** Start Data lines **
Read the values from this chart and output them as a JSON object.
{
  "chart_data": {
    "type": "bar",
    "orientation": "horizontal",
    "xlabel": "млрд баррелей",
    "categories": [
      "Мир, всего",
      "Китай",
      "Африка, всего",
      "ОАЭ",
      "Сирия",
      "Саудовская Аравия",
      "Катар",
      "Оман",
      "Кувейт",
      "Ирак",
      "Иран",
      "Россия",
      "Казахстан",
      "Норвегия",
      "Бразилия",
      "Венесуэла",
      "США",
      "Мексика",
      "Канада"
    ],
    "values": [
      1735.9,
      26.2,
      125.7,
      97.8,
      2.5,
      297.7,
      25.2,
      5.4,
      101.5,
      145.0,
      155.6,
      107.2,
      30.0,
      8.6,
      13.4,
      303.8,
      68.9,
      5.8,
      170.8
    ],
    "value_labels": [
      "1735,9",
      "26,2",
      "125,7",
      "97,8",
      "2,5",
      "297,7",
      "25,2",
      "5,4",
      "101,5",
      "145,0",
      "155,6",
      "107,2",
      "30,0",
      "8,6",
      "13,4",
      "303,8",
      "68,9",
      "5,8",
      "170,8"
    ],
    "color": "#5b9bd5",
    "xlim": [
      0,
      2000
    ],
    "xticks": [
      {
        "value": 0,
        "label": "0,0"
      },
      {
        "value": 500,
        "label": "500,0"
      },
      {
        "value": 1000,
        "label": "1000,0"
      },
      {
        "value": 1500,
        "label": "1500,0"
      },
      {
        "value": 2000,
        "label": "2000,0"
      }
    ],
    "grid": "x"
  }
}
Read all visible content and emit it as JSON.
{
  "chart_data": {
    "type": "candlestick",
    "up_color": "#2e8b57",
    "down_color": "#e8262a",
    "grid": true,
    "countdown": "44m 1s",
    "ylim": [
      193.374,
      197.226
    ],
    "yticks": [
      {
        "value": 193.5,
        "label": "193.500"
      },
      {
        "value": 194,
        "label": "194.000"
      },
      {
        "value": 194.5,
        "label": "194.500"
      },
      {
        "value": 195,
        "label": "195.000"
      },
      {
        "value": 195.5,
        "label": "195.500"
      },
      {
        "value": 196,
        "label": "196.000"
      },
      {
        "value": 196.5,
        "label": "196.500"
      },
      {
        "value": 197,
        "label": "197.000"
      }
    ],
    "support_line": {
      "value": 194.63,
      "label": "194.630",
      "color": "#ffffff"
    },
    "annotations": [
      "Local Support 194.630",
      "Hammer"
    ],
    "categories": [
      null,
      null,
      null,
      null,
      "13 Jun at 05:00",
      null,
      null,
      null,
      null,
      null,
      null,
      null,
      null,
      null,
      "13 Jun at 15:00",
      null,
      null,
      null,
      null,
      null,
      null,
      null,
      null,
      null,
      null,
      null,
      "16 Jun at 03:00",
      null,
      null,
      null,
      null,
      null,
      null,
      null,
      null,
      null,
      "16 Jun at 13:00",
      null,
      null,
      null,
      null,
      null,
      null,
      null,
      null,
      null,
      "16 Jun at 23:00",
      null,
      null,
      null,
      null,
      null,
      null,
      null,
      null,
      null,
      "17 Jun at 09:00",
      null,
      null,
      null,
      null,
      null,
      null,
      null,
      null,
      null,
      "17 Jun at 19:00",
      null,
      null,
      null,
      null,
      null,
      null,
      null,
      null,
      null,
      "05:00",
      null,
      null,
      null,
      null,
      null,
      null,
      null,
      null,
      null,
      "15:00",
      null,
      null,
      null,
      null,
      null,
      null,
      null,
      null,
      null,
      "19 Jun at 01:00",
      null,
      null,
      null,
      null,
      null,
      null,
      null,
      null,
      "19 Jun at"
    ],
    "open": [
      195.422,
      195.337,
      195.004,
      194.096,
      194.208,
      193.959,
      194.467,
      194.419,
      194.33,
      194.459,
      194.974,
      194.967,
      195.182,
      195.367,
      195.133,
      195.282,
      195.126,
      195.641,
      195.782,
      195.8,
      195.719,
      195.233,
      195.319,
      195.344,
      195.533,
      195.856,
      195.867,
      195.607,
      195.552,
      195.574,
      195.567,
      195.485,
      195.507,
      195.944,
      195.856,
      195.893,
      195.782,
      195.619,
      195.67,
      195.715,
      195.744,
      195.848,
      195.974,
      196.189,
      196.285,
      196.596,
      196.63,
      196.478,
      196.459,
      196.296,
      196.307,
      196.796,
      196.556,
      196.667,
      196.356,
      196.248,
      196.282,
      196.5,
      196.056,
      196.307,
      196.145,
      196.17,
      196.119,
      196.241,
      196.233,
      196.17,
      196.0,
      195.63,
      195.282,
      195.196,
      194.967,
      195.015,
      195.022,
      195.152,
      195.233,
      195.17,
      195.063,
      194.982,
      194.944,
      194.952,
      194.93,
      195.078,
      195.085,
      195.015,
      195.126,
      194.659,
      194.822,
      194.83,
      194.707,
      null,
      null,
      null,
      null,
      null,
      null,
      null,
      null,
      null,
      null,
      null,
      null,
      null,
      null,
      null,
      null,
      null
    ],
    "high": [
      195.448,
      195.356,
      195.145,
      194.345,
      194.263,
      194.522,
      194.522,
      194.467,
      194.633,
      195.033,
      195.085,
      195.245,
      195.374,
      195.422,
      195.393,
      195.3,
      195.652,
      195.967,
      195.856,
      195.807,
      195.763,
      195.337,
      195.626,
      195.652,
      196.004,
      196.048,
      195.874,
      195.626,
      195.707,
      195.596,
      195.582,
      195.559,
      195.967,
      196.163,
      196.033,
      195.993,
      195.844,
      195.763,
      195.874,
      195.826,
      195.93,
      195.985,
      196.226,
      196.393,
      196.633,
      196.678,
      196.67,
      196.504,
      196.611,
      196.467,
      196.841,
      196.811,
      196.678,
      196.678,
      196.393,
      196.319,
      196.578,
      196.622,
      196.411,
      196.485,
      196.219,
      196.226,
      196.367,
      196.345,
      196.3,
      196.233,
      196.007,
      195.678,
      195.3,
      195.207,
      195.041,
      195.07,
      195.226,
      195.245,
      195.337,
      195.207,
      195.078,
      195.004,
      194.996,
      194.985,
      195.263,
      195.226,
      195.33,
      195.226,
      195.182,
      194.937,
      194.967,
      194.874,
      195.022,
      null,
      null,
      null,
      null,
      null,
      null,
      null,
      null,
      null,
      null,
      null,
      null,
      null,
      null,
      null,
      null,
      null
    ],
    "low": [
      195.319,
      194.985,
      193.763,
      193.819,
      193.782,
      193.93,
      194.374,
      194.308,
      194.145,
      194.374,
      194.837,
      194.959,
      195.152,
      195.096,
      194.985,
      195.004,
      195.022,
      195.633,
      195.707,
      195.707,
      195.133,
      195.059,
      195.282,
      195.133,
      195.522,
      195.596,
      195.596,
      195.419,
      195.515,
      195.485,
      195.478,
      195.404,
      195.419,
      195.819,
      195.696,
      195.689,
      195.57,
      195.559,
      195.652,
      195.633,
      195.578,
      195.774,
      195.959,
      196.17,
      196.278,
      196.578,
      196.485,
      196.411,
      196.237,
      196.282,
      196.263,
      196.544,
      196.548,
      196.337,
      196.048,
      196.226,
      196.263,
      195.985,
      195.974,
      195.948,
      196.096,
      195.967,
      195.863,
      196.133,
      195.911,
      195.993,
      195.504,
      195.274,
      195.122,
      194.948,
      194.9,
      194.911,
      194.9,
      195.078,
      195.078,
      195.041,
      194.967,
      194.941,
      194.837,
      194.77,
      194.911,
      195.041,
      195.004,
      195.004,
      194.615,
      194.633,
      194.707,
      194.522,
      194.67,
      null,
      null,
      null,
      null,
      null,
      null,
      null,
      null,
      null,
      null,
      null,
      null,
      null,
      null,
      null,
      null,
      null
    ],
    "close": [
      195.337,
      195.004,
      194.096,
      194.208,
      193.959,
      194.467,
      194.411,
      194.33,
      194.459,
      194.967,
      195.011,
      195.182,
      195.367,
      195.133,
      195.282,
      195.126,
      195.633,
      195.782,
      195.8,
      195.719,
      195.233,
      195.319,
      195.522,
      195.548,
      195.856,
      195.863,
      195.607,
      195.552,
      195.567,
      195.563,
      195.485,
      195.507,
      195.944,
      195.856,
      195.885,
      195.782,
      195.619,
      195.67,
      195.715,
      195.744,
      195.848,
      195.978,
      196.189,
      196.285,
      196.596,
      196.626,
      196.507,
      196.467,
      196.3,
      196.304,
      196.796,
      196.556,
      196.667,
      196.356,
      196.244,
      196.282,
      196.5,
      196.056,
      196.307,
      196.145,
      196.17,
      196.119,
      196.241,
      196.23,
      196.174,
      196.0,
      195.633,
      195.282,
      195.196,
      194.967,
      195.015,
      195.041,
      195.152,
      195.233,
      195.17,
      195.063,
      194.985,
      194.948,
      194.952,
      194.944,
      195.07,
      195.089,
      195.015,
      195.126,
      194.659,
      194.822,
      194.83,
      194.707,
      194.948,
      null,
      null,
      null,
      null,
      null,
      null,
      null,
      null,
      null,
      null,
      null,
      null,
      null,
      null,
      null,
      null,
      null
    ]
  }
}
** End Data lines **
Work to do:
Copy out every line of the data that includes the word "values".

Response to the exercise:
Read the values from this chart and output them as a JSON object.
    "values": [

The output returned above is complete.